# [GIVEN TASK]
Copy every entry word for word, but skip the pictures.

:: PROVIDED DATA ::

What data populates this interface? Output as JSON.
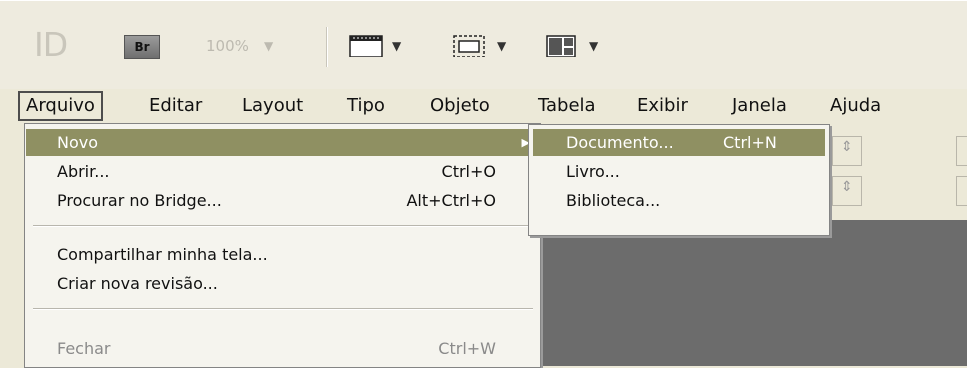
{
  "toolbar": {
    "logo": "ID",
    "bridge_label": "Br",
    "zoom_value": "100%",
    "icons": [
      "screen-mode-icon",
      "view-options-icon",
      "arrange-documents-icon"
    ]
  },
  "menubar": {
    "items": [
      "Arquivo",
      "Editar",
      "Layout",
      "Tipo",
      "Objeto",
      "Tabela",
      "Exibir",
      "Janela",
      "Ajuda"
    ],
    "active": "Arquivo"
  },
  "file_menu": {
    "items": [
      {
        "label": "Novo",
        "shortcut": "",
        "has_submenu": true,
        "highlighted": true
      },
      {
        "label": "Abrir...",
        "shortcut": "Ctrl+O"
      },
      {
        "label": "Procurar no Bridge...",
        "shortcut": "Alt+Ctrl+O"
      },
      {
        "label": "Compartilhar minha tela..."
      },
      {
        "label": "Criar nova revisão..."
      },
      {
        "label": "Fechar",
        "shortcut": "Ctrl+W",
        "disabled": true
      }
    ]
  },
  "new_submenu": {
    "items": [
      {
        "label": "Documento...",
        "shortcut": "Ctrl+N",
        "highlighted": true
      },
      {
        "label": "Livro..."
      },
      {
        "label": "Biblioteca..."
      }
    ]
  },
  "colors": {
    "highlight": "#8f9062",
    "menu_bg": "#f5f4ee",
    "chrome_bg": "#ece9d8",
    "workspace": "#6c6c6c"
  }
}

:::

# [OUTPUT FOR THIS TASK]
What data populates this interface? Output as JSON.
{
  "toolbar": {
    "logo": "ID",
    "bridge_label": "Br",
    "zoom_value": "100%",
    "icons": [
      "screen-mode-icon",
      "view-options-icon",
      "arrange-documents-icon"
    ]
  },
  "menubar": {
    "items": [
      "Arquivo",
      "Editar",
      "Layout",
      "Tipo",
      "Objeto",
      "Tabela",
      "Exibir",
      "Janela",
      "Ajuda"
    ],
    "active": "Arquivo"
  },
  "file_menu": {
    "items": [
      {
        "label": "Novo",
        "shortcut": "",
        "has_submenu": true,
        "highlighted": true
      },
      {
        "label": "Abrir...",
        "shortcut": "Ctrl+O"
      },
      {
        "label": "Procurar no Bridge...",
        "shortcut": "Alt+Ctrl+O"
      },
      {
        "label": "Compartilhar minha tela..."
      },
      {
        "label": "Criar nova revisão..."
      },
      {
        "label": "Fechar",
        "shortcut": "Ctrl+W",
        "disabled": true
      }
    ]
  },
  "new_submenu": {
    "items": [
      {
        "label": "Documento...",
        "shortcut": "Ctrl+N",
        "highlighted": true
      },
      {
        "label": "Livro..."
      },
      {
        "label": "Biblioteca..."
      }
    ]
  },
  "colors": {
    "highlight": "#8f9062",
    "menu_bg": "#f5f4ee",
    "chrome_bg": "#ece9d8",
    "workspace": "#6c6c6c"
  }
}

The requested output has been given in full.